(Stored data)
============
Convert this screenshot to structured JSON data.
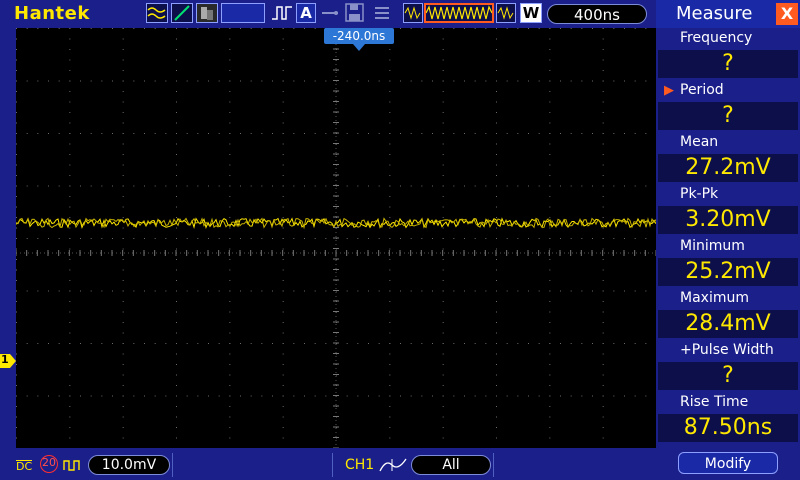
{
  "header": {
    "brand": "Hantek",
    "time_position": "-240.0ns",
    "timebase": "400ns",
    "memory_depth_label": "W"
  },
  "status_bar": {
    "coupling": "DC",
    "bw_limit": "20",
    "volts_div": "10.0mV",
    "trigger_source": "CH1",
    "trigger_mode": "All"
  },
  "channel_marker": "1",
  "measure_panel": {
    "title": "Measure",
    "close_label": "X",
    "items": [
      {
        "label": "Frequency",
        "value": "?"
      },
      {
        "label": "Period",
        "value": "?"
      },
      {
        "label": "Mean",
        "value": "27.2mV"
      },
      {
        "label": "Pk-Pk",
        "value": "3.20mV"
      },
      {
        "label": "Minimum",
        "value": "25.2mV"
      },
      {
        "label": "Maximum",
        "value": "28.4mV"
      },
      {
        "label": "+Pulse Width",
        "value": "?"
      },
      {
        "label": "Rise Time",
        "value": "87.50ns"
      }
    ],
    "modify_label": "Modify"
  },
  "colors": {
    "background": "#1b1f8a",
    "waveform": "#ffe800",
    "accent": "#ff5a1f"
  }
}
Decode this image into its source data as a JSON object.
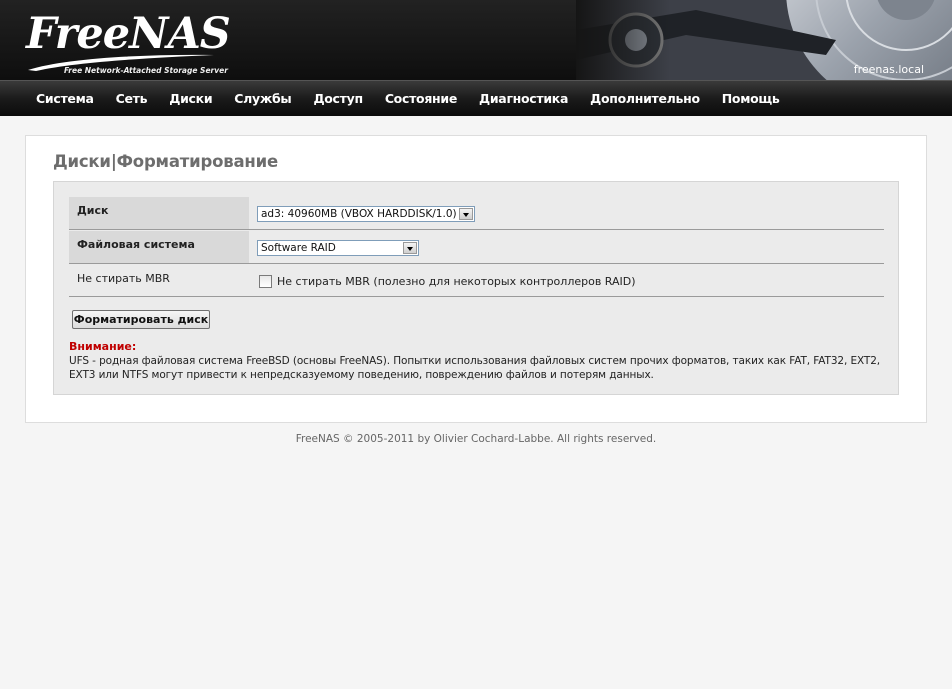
{
  "header": {
    "logo_name": "FreeNAS",
    "logo_tagline": "Free Network-Attached Storage Server",
    "hostname": "freenas.local"
  },
  "nav": {
    "items": [
      {
        "label": "Система"
      },
      {
        "label": "Сеть"
      },
      {
        "label": "Диски"
      },
      {
        "label": "Службы"
      },
      {
        "label": "Доступ"
      },
      {
        "label": "Состояние"
      },
      {
        "label": "Диагностика"
      },
      {
        "label": "Дополнительно"
      },
      {
        "label": "Помощь"
      }
    ]
  },
  "page": {
    "title_section": "Диски",
    "title_separator": "|",
    "title_page": "Форматирование"
  },
  "form": {
    "disk": {
      "label": "Диск",
      "value": "ad3: 40960MB (VBOX HARDDISK/1.0)"
    },
    "filesystem": {
      "label": "Файловая система",
      "value": "Software RAID"
    },
    "mbr": {
      "label": "Не стирать MBR",
      "checkbox_label": "Не стирать MBR (полезно для некоторых контроллеров RAID)",
      "checked": false
    },
    "submit_label": "Форматировать диск"
  },
  "warning": {
    "title": "Внимание:",
    "text": "UFS - родная файловая система FreeBSD (основы FreeNAS). Попытки использования файловых систем прочих форматов, таких как FAT, FAT32, EXT2, EXT3 или NTFS могут привести к непредсказуемому поведению, повреждению файлов и потерям данных."
  },
  "footer": {
    "text": "FreeNAS © 2005-2011 by Olivier Cochard-Labbe. All rights reserved."
  },
  "colors": {
    "header_bg": "#151515",
    "nav_text": "#ffffff",
    "title": "#6d6d6d",
    "warning_title": "#c00000",
    "panel_bg": "#ebebeb"
  }
}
============
• OBJECTIVE:
Collect, from the material above, every line containing the word "this".

• RESULT:
Convert this screenshot to structured JSON data.
Decode this image into its source data as a JSON object.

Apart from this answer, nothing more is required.